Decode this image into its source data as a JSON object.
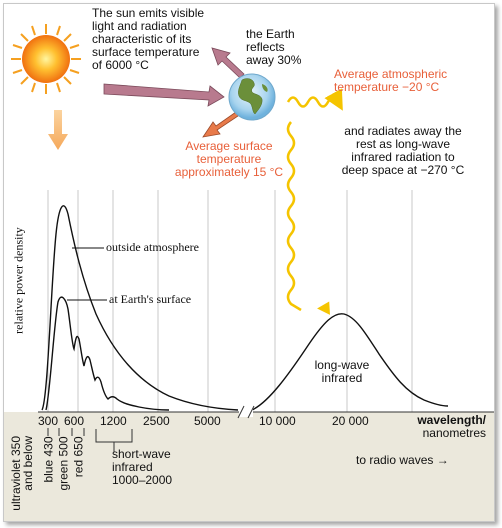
{
  "sun": {
    "caption": [
      "The sun emits visible",
      "light and radiation",
      "characteristic of its",
      "surface temperature",
      "of 6000 °C"
    ]
  },
  "earth": {
    "reflect": [
      "the Earth",
      "reflects",
      "away 30%"
    ],
    "atmospheric_temp": [
      "Average atmospheric",
      "temperature −20 °C"
    ],
    "surface_temp": [
      "Average surface",
      "temperature",
      "approximately 15 °C"
    ],
    "radiates": [
      "and radiates away the",
      "rest as long-wave",
      "infrared radiation to",
      "deep space at −270 °C"
    ]
  },
  "chart": {
    "ylabel": "relative power density",
    "curve_labels": {
      "outside": "outside atmosphere",
      "surface": "at Earth's surface",
      "longwave": [
        "long-wave",
        "infrared"
      ]
    },
    "ticks": [
      "300",
      "600",
      "1200",
      "2500",
      "5000",
      "10 000",
      "20 000"
    ],
    "xlabel": [
      "wavelength/",
      "nanometres"
    ]
  },
  "bands": {
    "ultraviolet": [
      "ultraviolet 350",
      "and below"
    ],
    "blue": "blue 430",
    "green": "green 500",
    "red": "red 650",
    "shortwave": [
      "short-wave",
      "infrared",
      "1000–2000"
    ],
    "radio": "to radio waves →"
  },
  "colors": {
    "bg_top": "#ffffff",
    "bg_bottom": "#ebe8dc",
    "arrow_fill": "#b87a8e",
    "orange_text": "#e8603a",
    "wave": "#f5c400"
  }
}
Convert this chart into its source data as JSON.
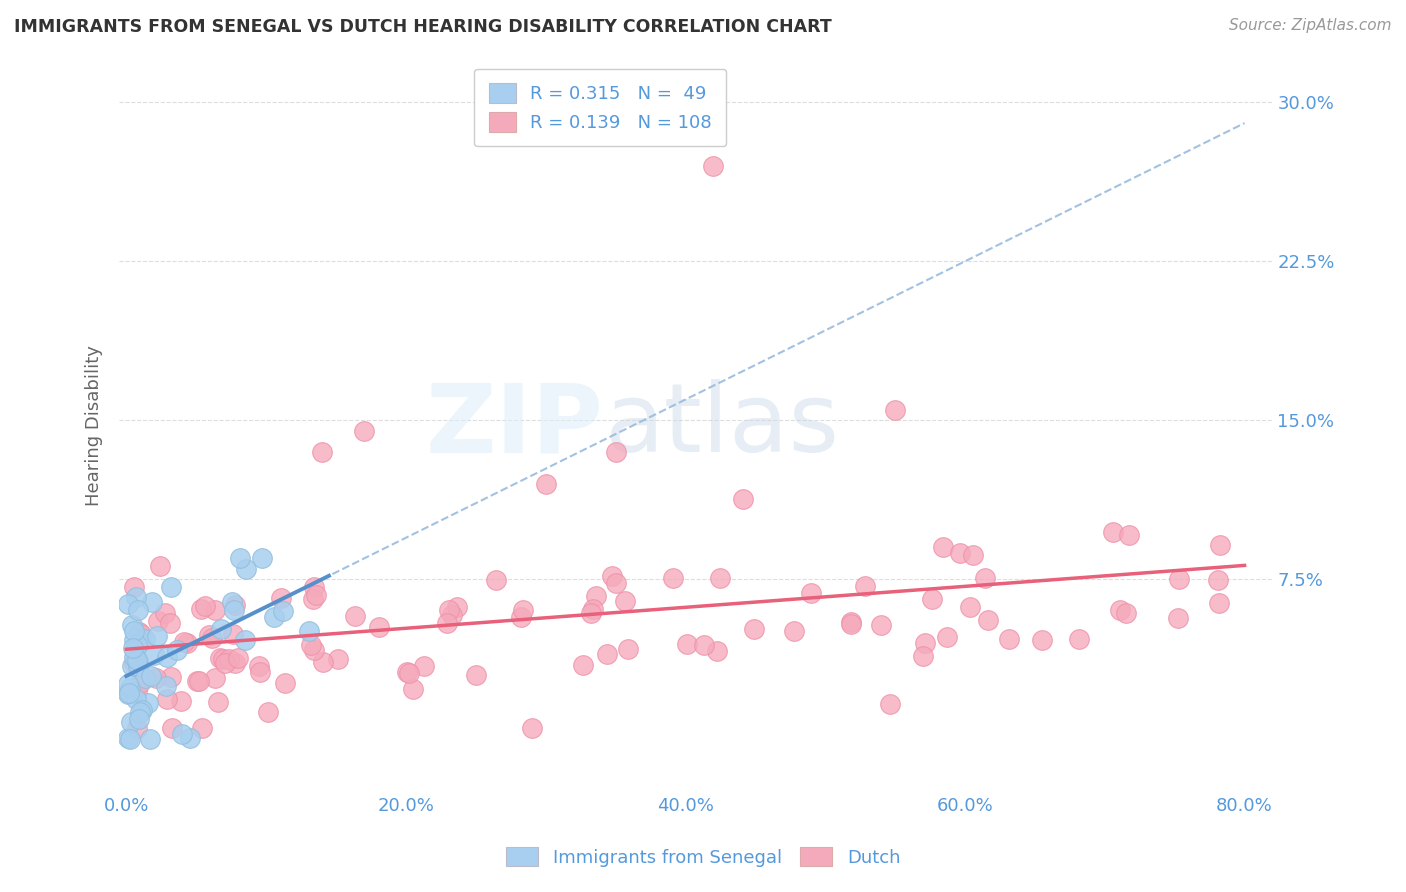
{
  "title": "IMMIGRANTS FROM SENEGAL VS DUTCH HEARING DISABILITY CORRELATION CHART",
  "source": "Source: ZipAtlas.com",
  "ylabel": "Hearing Disability",
  "x_tick_labels": [
    "0.0%",
    "20.0%",
    "40.0%",
    "60.0%",
    "80.0%"
  ],
  "x_tick_positions": [
    0.0,
    0.2,
    0.4,
    0.6,
    0.8
  ],
  "y_tick_labels": [
    "7.5%",
    "15.0%",
    "22.5%",
    "30.0%"
  ],
  "y_tick_positions": [
    0.075,
    0.15,
    0.225,
    0.3
  ],
  "xlim": [
    -0.005,
    0.82
  ],
  "ylim": [
    -0.025,
    0.32
  ],
  "legend_labels": [
    "Immigrants from Senegal",
    "Dutch"
  ],
  "legend_R": [
    0.315,
    0.139
  ],
  "legend_N": [
    49,
    108
  ],
  "blue_color": "#A8CFEF",
  "pink_color": "#F5AABC",
  "blue_scatter_edge": "#90BEDD",
  "pink_scatter_edge": "#EE90A8",
  "blue_line_color": "#5590CC",
  "blue_dash_color": "#99BBDD",
  "pink_line_color": "#E8607A",
  "watermark_zip": "ZIP",
  "watermark_atlas": "atlas",
  "background_color": "#FFFFFF",
  "grid_color": "#DDDDDD",
  "title_color": "#333333",
  "axis_label_color": "#5599DD"
}
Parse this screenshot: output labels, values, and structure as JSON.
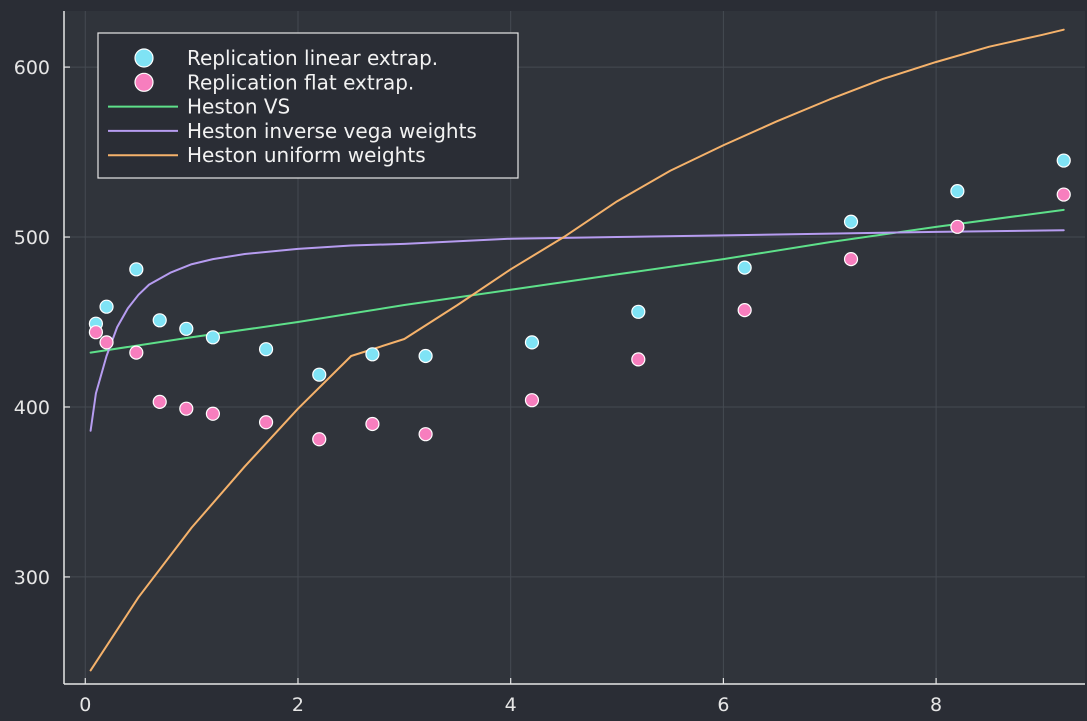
{
  "chart_data": {
    "type": "scatter",
    "title": "",
    "xlabel": "",
    "ylabel": "",
    "xlim": [
      -0.2,
      9.4
    ],
    "ylim": [
      237,
      633
    ],
    "grid": true,
    "legend_position": "top-left",
    "x_ticks": [
      0,
      2,
      4,
      6,
      8
    ],
    "y_ticks": [
      300,
      400,
      500,
      600
    ],
    "x_tick_labels": [
      "0",
      "2",
      "4",
      "6",
      "8"
    ],
    "y_tick_labels": [
      "300",
      "400",
      "500",
      "600"
    ],
    "colors": {
      "background": "#2a2d35",
      "plot_background": "#30343b",
      "axis": "#e6e6e6",
      "grid": "#454a52"
    },
    "series": [
      {
        "name": "Replication linear extrap.",
        "kind": "scatter",
        "color": "#7fe3f5",
        "x": [
          0.1,
          0.2,
          0.48,
          0.7,
          0.95,
          1.2,
          1.7,
          2.2,
          2.7,
          3.2,
          4.2,
          5.2,
          6.2,
          7.2,
          8.2,
          9.2
        ],
        "y": [
          449,
          459,
          481,
          451,
          446,
          441,
          434,
          419,
          431,
          430,
          438,
          456,
          482,
          509,
          527,
          545
        ]
      },
      {
        "name": "Replication flat extrap.",
        "kind": "scatter",
        "color": "#f77ebe",
        "x": [
          0.1,
          0.2,
          0.48,
          0.7,
          0.95,
          1.2,
          1.7,
          2.2,
          2.7,
          3.2,
          4.2,
          5.2,
          6.2,
          7.2,
          8.2,
          9.2
        ],
        "y": [
          444,
          438,
          432,
          403,
          399,
          396,
          391,
          381,
          390,
          384,
          404,
          428,
          457,
          487,
          506,
          525
        ]
      },
      {
        "name": "Heston VS",
        "kind": "line",
        "color": "#5ee08a",
        "x": [
          0.05,
          1,
          2,
          3,
          4,
          5,
          6,
          7,
          8,
          9.2
        ],
        "y": [
          432,
          441,
          450,
          460,
          469,
          478,
          487,
          497,
          506,
          516
        ]
      },
      {
        "name": "Heston inverse vega weights",
        "kind": "line",
        "color": "#b69cf0",
        "x": [
          0.05,
          0.1,
          0.2,
          0.3,
          0.4,
          0.5,
          0.6,
          0.8,
          1.0,
          1.2,
          1.5,
          2,
          2.5,
          3,
          4,
          5,
          6,
          7,
          8,
          9.2
        ],
        "y": [
          386,
          408,
          430,
          447,
          458,
          466,
          472,
          479,
          484,
          487,
          490,
          493,
          495,
          496,
          499,
          500,
          501,
          502,
          503,
          504
        ]
      },
      {
        "name": "Heston uniform weights",
        "kind": "line",
        "color": "#f5b26b",
        "x": [
          0.05,
          0.5,
          1,
          1.5,
          2,
          2.5,
          3,
          3.5,
          4,
          4.5,
          5,
          5.5,
          6,
          6.5,
          7,
          7.5,
          8,
          8.5,
          9,
          9.2
        ],
        "y": [
          245,
          288,
          329,
          365,
          399,
          430,
          440,
          460,
          481,
          500,
          521,
          539,
          554,
          568,
          581,
          593,
          603,
          612,
          619,
          622
        ]
      }
    ]
  }
}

## [Prompt]
Copy each line that holds the word "Average".

## [Exercise answer]
      "Average atmospheric",
      "Average surface",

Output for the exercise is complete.